● Problem
Pick out each line containing the string "banking" and copy it.
BEGIN Records supplied
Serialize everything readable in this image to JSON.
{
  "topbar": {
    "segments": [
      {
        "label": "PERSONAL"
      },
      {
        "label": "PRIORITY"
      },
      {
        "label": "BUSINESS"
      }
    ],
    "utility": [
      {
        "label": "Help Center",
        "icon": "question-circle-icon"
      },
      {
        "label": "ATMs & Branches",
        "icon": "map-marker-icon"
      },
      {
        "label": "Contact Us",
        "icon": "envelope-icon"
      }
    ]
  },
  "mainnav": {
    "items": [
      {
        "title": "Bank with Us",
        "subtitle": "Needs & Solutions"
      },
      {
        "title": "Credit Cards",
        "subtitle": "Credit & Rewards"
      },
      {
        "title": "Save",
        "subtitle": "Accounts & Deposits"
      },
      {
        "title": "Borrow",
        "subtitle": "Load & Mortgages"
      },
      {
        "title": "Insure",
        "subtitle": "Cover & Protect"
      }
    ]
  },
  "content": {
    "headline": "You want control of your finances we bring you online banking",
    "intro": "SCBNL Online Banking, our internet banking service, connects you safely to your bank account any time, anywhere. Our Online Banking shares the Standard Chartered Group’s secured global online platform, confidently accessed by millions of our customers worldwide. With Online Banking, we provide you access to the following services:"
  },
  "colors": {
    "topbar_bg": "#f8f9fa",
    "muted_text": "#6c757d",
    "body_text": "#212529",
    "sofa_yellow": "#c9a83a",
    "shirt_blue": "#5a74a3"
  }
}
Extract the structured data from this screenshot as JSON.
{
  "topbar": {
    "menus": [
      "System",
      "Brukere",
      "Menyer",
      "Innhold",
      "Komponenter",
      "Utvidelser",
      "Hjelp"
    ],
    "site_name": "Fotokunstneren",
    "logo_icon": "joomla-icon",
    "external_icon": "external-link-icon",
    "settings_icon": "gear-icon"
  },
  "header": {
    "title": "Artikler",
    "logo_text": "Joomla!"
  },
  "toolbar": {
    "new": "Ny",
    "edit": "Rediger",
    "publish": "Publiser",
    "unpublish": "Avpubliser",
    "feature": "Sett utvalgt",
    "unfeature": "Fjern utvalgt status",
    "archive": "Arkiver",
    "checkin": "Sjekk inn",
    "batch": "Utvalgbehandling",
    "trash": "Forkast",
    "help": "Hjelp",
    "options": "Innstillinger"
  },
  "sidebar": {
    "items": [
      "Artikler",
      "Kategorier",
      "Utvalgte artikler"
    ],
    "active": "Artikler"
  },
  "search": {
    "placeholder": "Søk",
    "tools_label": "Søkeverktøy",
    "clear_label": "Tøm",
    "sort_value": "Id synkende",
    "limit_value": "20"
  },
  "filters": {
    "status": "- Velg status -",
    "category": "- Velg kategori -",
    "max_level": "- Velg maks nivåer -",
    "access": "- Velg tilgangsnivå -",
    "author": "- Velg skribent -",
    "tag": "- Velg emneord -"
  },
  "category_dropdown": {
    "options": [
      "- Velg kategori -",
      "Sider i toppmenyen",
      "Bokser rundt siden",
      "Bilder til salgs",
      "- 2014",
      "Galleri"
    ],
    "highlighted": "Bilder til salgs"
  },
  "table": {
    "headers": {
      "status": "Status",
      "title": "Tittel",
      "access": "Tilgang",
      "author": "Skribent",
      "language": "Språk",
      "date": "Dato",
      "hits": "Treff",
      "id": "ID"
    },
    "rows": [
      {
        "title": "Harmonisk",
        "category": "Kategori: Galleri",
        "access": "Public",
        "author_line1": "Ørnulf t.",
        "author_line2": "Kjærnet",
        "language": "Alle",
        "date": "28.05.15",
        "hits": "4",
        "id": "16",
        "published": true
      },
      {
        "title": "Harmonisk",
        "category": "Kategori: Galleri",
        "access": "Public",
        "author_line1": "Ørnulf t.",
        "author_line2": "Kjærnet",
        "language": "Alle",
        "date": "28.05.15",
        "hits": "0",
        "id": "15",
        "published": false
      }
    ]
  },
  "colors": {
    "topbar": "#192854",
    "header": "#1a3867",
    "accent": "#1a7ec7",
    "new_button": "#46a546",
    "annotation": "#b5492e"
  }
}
END Records supplied
● Exercise response
    "headline": "You want control of your finances we bring you online banking",
    "intro": "SCBNL Online Banking, our internet banking service, connects you safely to your bank account any time, anywhere. Our Online Banking shares the Standard Chartered Group’s secured global online platform, confidently accessed by millions of our customers worldwide. With Online Banking, we provide you access to the following services:"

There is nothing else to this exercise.